=== AIM ===
Set down, in full, every record in the block.

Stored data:
|---|

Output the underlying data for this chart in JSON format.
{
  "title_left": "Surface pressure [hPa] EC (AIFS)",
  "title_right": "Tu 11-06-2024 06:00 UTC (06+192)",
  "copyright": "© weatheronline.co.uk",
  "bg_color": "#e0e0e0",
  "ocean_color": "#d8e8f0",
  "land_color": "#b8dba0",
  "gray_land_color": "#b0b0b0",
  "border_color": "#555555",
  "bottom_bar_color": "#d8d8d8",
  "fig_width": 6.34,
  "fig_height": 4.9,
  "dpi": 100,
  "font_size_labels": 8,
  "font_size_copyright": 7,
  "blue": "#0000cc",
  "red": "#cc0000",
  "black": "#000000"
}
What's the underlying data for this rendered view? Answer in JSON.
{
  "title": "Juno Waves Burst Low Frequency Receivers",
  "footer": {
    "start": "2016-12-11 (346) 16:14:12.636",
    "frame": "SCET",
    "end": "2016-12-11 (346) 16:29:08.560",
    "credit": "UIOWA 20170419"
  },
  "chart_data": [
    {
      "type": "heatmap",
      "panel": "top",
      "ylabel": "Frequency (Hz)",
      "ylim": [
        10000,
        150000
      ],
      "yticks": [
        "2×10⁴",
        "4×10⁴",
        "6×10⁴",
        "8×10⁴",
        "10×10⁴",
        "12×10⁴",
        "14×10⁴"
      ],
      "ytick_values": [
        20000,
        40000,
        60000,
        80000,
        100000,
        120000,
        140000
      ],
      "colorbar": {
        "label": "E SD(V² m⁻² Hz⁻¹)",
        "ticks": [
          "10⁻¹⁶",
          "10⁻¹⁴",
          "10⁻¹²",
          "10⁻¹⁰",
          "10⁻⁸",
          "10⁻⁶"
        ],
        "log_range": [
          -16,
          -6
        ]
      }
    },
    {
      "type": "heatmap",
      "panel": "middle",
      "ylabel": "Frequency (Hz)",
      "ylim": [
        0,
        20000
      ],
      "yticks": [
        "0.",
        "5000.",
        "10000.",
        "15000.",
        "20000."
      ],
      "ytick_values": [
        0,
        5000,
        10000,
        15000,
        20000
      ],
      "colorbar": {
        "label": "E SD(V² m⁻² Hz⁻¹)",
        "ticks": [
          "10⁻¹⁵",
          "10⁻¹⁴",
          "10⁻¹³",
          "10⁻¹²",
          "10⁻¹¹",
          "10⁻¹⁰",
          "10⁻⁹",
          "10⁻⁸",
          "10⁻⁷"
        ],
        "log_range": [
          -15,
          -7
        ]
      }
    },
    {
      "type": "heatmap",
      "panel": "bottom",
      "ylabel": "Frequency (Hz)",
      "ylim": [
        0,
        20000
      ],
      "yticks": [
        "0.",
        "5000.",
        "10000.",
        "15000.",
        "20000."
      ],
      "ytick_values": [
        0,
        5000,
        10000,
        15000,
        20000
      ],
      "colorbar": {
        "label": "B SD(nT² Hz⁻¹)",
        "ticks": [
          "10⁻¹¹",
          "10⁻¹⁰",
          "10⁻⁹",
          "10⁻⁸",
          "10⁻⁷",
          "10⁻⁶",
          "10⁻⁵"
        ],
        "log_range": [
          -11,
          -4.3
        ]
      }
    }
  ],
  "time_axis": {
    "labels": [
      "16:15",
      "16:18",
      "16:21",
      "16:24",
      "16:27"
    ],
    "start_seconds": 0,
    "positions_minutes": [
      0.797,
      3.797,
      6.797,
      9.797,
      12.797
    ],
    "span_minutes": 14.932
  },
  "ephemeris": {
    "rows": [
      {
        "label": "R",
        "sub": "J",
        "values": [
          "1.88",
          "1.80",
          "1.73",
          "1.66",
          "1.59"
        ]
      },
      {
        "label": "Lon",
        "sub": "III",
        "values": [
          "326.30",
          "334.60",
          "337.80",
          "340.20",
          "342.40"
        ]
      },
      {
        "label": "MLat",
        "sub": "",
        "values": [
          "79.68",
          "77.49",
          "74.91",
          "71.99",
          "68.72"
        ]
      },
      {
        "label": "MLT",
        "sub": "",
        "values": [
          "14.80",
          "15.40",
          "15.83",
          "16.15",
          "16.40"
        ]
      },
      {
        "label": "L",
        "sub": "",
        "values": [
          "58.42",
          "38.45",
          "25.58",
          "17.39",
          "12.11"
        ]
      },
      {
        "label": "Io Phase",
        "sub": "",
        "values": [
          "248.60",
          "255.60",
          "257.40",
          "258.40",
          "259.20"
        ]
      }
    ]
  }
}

|---|

=== REPLY ===
Output the underlying data for this chart in JSON format.
{
  "title_left": "Surface pressure [hPa] EC (AIFS)",
  "title_right": "Tu 11-06-2024 06:00 UTC (06+192)",
  "copyright": "© weatheronline.co.uk",
  "bg_color": "#e0e0e0",
  "ocean_color": "#d8e8f0",
  "land_color": "#b8dba0",
  "gray_land_color": "#b0b0b0",
  "border_color": "#555555",
  "bottom_bar_color": "#d8d8d8",
  "fig_width": 6.34,
  "fig_height": 4.9,
  "dpi": 100,
  "font_size_labels": 8,
  "font_size_copyright": 7,
  "blue": "#0000cc",
  "red": "#cc0000",
  "black": "#000000"
}
What's the underlying data for this rendered view? Answer in JSON.
{
  "title": "Juno Waves Burst Low Frequency Receivers",
  "footer": {
    "start": "2016-12-11 (346) 16:14:12.636",
    "frame": "SCET",
    "end": "2016-12-11 (346) 16:29:08.560",
    "credit": "UIOWA 20170419"
  },
  "chart_data": [
    {
      "type": "heatmap",
      "panel": "top",
      "ylabel": "Frequency (Hz)",
      "ylim": [
        10000,
        150000
      ],
      "yticks": [
        "2×10⁴",
        "4×10⁴",
        "6×10⁴",
        "8×10⁴",
        "10×10⁴",
        "12×10⁴",
        "14×10⁴"
      ],
      "ytick_values": [
        20000,
        40000,
        60000,
        80000,
        100000,
        120000,
        140000
      ],
      "colorbar": {
        "label": "E SD(V² m⁻² Hz⁻¹)",
        "ticks": [
          "10⁻¹⁶",
          "10⁻¹⁴",
          "10⁻¹²",
          "10⁻¹⁰",
          "10⁻⁸",
          "10⁻⁶"
        ],
        "log_range": [
          -16,
          -6
        ]
      }
    },
    {
      "type": "heatmap",
      "panel": "middle",
      "ylabel": "Frequency (Hz)",
      "ylim": [
        0,
        20000
      ],
      "yticks": [
        "0.",
        "5000.",
        "10000.",
        "15000.",
        "20000."
      ],
      "ytick_values": [
        0,
        5000,
        10000,
        15000,
        20000
      ],
      "colorbar": {
        "label": "E SD(V² m⁻² Hz⁻¹)",
        "ticks": [
          "10⁻¹⁵",
          "10⁻¹⁴",
          "10⁻¹³",
          "10⁻¹²",
          "10⁻¹¹",
          "10⁻¹⁰",
          "10⁻⁹",
          "10⁻⁸",
          "10⁻⁷"
        ],
        "log_range": [
          -15,
          -7
        ]
      }
    },
    {
      "type": "heatmap",
      "panel": "bottom",
      "ylabel": "Frequency (Hz)",
      "ylim": [
        0,
        20000
      ],
      "yticks": [
        "0.",
        "5000.",
        "10000.",
        "15000.",
        "20000."
      ],
      "ytick_values": [
        0,
        5000,
        10000,
        15000,
        20000
      ],
      "colorbar": {
        "label": "B SD(nT² Hz⁻¹)",
        "ticks": [
          "10⁻¹¹",
          "10⁻¹⁰",
          "10⁻⁹",
          "10⁻⁸",
          "10⁻⁷",
          "10⁻⁶",
          "10⁻⁵"
        ],
        "log_range": [
          -11,
          -4.3
        ]
      }
    }
  ],
  "time_axis": {
    "labels": [
      "16:15",
      "16:18",
      "16:21",
      "16:24",
      "16:27"
    ],
    "start_seconds": 0,
    "positions_minutes": [
      0.797,
      3.797,
      6.797,
      9.797,
      12.797
    ],
    "span_minutes": 14.932
  },
  "ephemeris": {
    "rows": [
      {
        "label": "R",
        "sub": "J",
        "values": [
          "1.88",
          "1.80",
          "1.73",
          "1.66",
          "1.59"
        ]
      },
      {
        "label": "Lon",
        "sub": "III",
        "values": [
          "326.30",
          "334.60",
          "337.80",
          "340.20",
          "342.40"
        ]
      },
      {
        "label": "MLat",
        "sub": "",
        "values": [
          "79.68",
          "77.49",
          "74.91",
          "71.99",
          "68.72"
        ]
      },
      {
        "label": "MLT",
        "sub": "",
        "values": [
          "14.80",
          "15.40",
          "15.83",
          "16.15",
          "16.40"
        ]
      },
      {
        "label": "L",
        "sub": "",
        "values": [
          "58.42",
          "38.45",
          "25.58",
          "17.39",
          "12.11"
        ]
      },
      {
        "label": "Io Phase",
        "sub": "",
        "values": [
          "248.60",
          "255.60",
          "257.40",
          "258.40",
          "259.20"
        ]
      }
    ]
  }
}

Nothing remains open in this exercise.